Vorliegender Text
──────
Langenfeld. Firmenchef Gerhard Witte zog Antrag auf Landeplatz an der Dückeburg nach jahrelangem Streit zurück. Von Stephan Meisel

An der Dückeburg in den Reusrather Feldern wird kein Landeplatz für Hubschrauber gebaut. Mit Freude über diese Nachricht, aber auch Kritik an der CDU-Ratsmehrheit kommentieren Gegner dieses seit zweieinhalb Jahren im Raume stehenden Vorhabens dessen in unserer Samstagsausgabe verkündetes Ende. Wie berichtet, hatte der in der Dückeburg wohnende Unternehmer Gerhard Witte angekündigt, aufgrund des Widerstands den bei der Bezirksregierung gestellten Antrag auf einen Start- und Landeplatz für den Helikopter seiner Firma Control-Expert zurückzuziehen.
──────
Arbeitsauftrag A
Entscheide für jede der folgenden Aussagen, ob sie mit dem Text übereinstimmt, und belege dein Ja oder Nein mit den ausschlaggebenden Worten des Textes im genauen Wortlaut: (i) Gerhard Witte wohnt in der Dückeburg. (ii) Der Antrag auf den Landeplatz war bei der Stadt Langenfeld gestellt worden. (iii) Das Vorhaben stand seit fünf Jahren im Raum.
Arbeitsauftrag B
Ändere im Text den Abschnitt, der bei „Langenfeld. Firmenchef Gerhard“ beginnt und bei „Firma Control-Expert zurückzuziehen.“ endet, indem du „Hubschrauber“ durch „Helikopter“ ersetzt.
Arbeitsauftrag C
Nenne alle Eigennamen von Orten und Örtlichkeiten, die im Text vorkommen.
Grundlage ist ausschließlich der Text.
──────
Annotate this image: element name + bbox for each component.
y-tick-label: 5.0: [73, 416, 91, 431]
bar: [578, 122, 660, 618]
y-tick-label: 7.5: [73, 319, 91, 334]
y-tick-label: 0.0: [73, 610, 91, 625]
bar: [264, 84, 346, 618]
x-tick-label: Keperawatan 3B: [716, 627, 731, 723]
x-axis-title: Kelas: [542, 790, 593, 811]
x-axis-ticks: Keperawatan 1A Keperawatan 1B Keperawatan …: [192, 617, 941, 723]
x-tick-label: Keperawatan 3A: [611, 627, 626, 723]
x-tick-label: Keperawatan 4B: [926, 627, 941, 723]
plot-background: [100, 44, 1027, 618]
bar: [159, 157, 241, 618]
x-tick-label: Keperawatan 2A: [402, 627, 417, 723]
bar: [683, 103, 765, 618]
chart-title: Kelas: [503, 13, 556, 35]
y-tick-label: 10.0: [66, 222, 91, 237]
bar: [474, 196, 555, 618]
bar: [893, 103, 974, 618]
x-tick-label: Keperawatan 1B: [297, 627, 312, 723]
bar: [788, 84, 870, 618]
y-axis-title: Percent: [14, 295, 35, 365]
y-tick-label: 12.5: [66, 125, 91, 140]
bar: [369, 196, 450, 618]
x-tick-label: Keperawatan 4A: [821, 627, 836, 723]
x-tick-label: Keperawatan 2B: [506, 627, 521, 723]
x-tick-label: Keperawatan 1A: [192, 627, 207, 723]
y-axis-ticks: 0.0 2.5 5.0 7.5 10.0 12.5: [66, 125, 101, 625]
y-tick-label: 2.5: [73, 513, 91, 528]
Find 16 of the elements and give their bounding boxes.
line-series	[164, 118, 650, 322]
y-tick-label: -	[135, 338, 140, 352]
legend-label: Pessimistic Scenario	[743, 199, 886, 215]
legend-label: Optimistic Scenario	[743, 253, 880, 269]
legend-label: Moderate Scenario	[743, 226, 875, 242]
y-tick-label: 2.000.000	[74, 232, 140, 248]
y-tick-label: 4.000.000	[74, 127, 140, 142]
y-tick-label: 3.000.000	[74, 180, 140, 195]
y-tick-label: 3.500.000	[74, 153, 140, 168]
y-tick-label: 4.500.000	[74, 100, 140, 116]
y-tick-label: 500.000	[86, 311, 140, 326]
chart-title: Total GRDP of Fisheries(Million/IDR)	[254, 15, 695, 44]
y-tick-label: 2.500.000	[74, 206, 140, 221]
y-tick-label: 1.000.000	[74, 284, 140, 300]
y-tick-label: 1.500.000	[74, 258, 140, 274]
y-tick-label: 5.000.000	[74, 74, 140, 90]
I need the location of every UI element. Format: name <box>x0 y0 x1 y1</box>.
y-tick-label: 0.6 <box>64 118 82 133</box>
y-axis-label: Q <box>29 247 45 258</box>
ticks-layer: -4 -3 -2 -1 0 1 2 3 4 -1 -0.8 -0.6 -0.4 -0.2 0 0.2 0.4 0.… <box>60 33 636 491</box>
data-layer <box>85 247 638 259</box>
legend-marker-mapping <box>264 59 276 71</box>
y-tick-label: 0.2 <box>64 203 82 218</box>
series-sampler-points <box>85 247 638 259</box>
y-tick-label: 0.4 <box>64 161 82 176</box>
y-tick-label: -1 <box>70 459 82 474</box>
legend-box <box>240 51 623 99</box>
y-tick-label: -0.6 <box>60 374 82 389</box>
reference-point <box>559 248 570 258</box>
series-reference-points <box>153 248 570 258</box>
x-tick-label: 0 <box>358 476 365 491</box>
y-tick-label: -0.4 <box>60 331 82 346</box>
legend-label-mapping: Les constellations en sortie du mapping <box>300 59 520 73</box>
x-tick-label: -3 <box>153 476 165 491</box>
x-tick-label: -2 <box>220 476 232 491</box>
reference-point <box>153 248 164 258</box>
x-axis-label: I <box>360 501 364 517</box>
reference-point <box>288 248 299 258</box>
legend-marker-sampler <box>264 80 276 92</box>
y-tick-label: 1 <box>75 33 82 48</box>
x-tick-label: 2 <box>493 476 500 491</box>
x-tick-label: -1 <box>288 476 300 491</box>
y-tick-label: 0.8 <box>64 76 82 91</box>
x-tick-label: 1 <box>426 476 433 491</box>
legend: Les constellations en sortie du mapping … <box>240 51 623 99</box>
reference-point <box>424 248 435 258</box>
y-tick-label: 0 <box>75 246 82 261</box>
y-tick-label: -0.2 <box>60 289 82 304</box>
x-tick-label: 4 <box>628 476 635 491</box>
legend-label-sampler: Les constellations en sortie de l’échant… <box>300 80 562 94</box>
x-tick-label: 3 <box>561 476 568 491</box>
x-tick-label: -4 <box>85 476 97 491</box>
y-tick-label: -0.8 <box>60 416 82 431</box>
──────
Lösung A
(i) Ja: „der in der Dückeburg wohnende Unternehmer Gerhard Witte“
(ii) Nein: „den bei der Bezirksregierung gestellten Antrag“
(iii) Nein: „seit zweieinhalb Jahren im Raume stehenden Vorhabens“

Lösung B
Langenfeld. Firmenchef Gerhard Witte zog Antrag auf Landeplatz an der Dückeburg nach jahrelangem Streit zurück. Von Stephan Meisel

An der Dückeburg in den Reusrather Feldern wird kein Landeplatz für Helikopter gebaut. Mit Freude über diese Nachricht, aber auch Kritik an der CDU-Ratsmehrheit kommentieren Gegner dieses seit zweieinhalb Jahren im Raume stehenden Vorhabens dessen in unserer Samstagsausgabe verkündetes Ende. Wie berichtet, hatte der in der Dückeburg wohnende Unternehmer Gerhard Witte angekündigt, aufgrund des Widerstands den bei der Bezirksregierung gestellten Antrag auf einen Start- und Landeplatz für den Helikopter seiner Firma Control-Expert zurückzuziehen.

Lösung C
Langenfeld, Dückeburg, Reusrather Felder